Exercise directions:
Select, from the material below, each line with "page" in it.

Data to use:
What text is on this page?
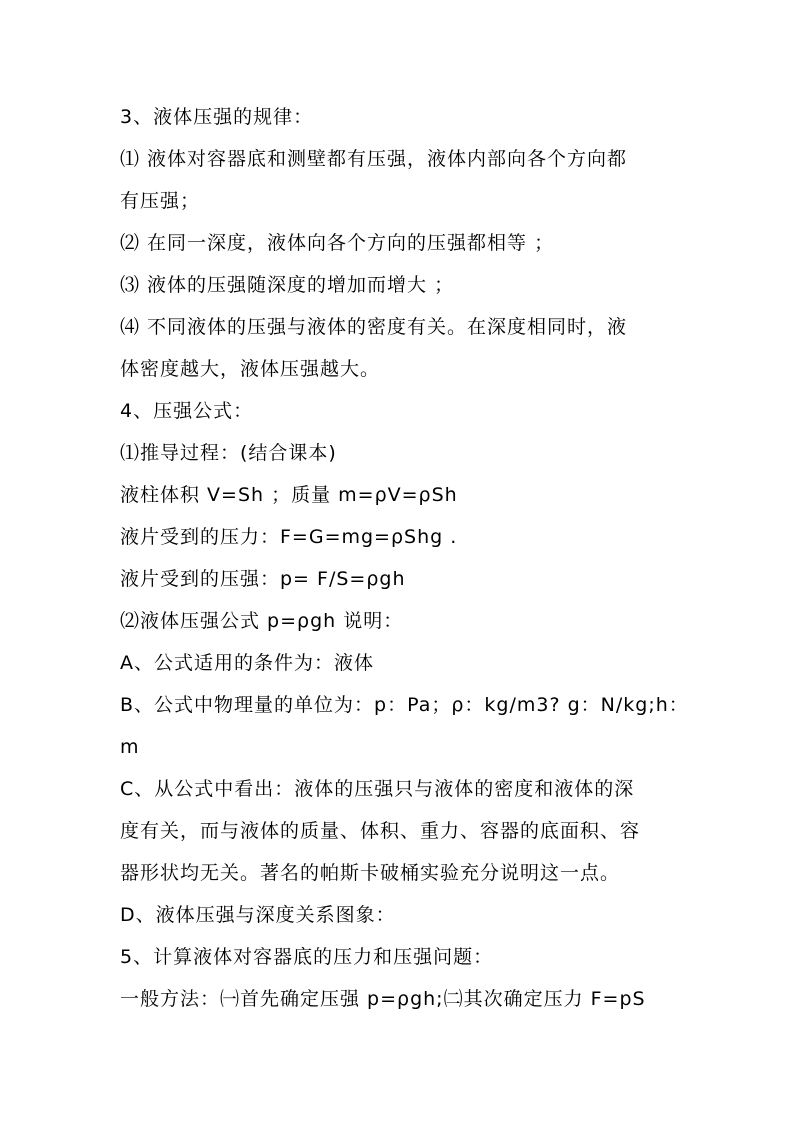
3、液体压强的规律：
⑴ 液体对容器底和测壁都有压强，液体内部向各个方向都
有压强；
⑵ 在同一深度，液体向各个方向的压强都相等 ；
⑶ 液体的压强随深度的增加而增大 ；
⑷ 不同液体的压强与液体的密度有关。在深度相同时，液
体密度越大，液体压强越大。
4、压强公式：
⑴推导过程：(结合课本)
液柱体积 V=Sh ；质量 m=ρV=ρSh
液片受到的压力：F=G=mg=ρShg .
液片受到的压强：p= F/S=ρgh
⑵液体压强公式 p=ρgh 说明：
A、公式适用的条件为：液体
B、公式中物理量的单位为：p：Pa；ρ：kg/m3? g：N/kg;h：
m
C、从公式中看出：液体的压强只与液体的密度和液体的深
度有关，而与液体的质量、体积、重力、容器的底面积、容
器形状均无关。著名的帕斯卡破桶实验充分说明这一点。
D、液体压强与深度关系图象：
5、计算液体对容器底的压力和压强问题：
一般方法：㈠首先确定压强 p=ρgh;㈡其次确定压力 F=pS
---
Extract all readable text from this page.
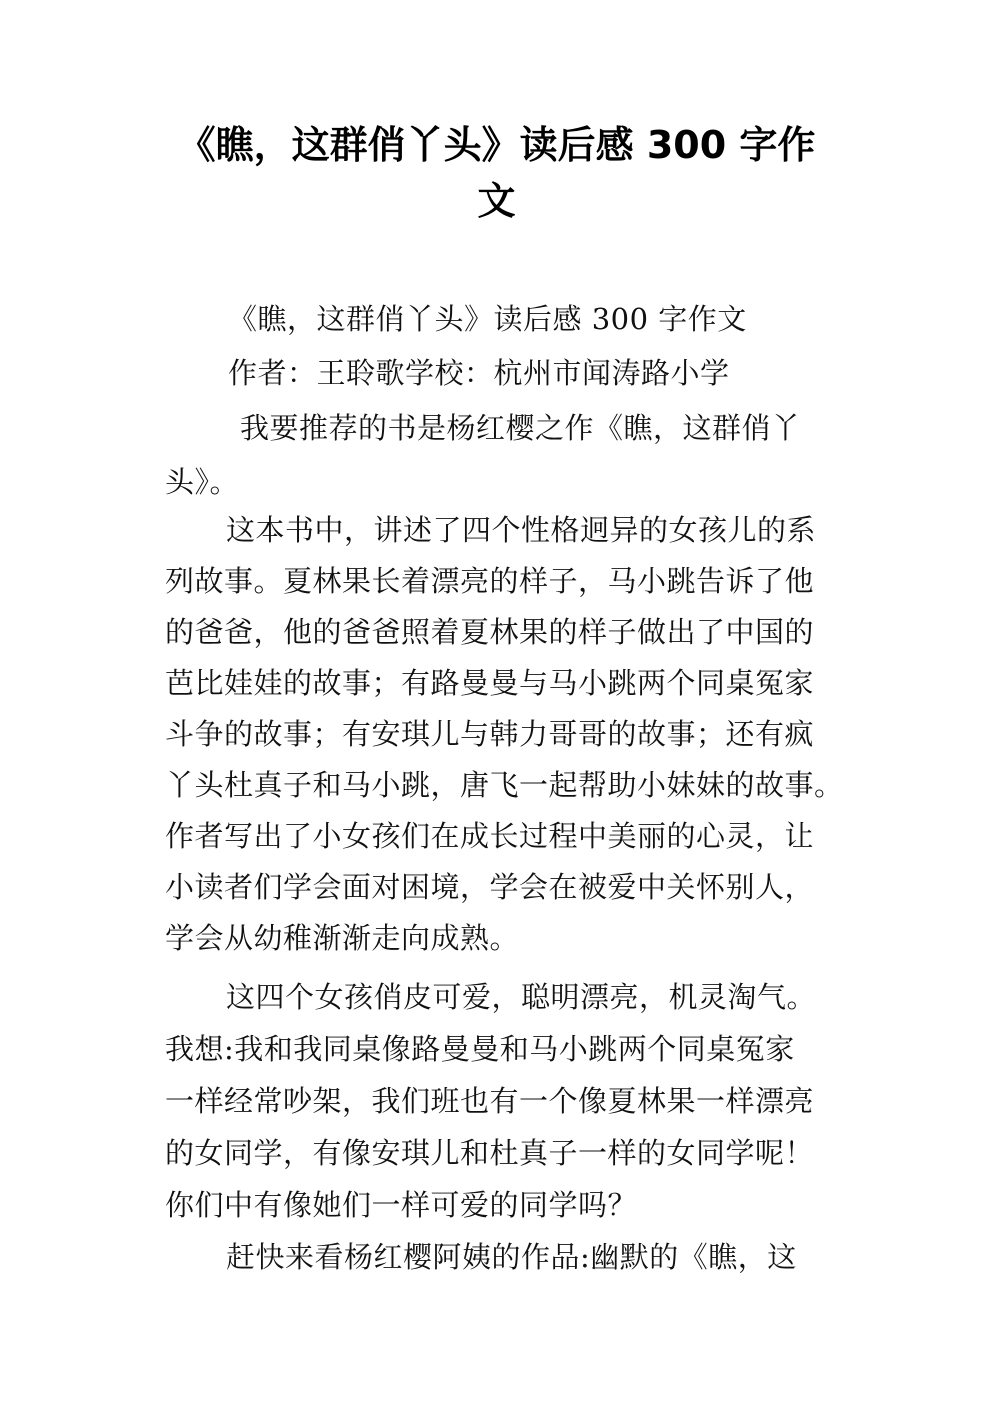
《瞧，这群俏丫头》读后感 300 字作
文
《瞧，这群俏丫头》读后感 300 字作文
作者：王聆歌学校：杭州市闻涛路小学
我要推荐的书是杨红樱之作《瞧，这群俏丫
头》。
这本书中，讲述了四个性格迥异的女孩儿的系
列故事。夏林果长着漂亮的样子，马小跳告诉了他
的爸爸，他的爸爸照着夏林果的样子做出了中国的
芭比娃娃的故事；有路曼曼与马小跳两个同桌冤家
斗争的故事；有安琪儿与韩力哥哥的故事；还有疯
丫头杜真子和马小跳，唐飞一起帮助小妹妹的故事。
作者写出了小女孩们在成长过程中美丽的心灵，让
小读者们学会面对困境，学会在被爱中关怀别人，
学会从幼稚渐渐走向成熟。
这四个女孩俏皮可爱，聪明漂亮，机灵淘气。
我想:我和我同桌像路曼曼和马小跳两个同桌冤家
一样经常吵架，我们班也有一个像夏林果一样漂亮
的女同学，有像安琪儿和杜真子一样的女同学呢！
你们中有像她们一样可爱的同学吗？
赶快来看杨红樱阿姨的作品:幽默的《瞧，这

Response to the task:
What text is on this page?
Extract all readable text from this page.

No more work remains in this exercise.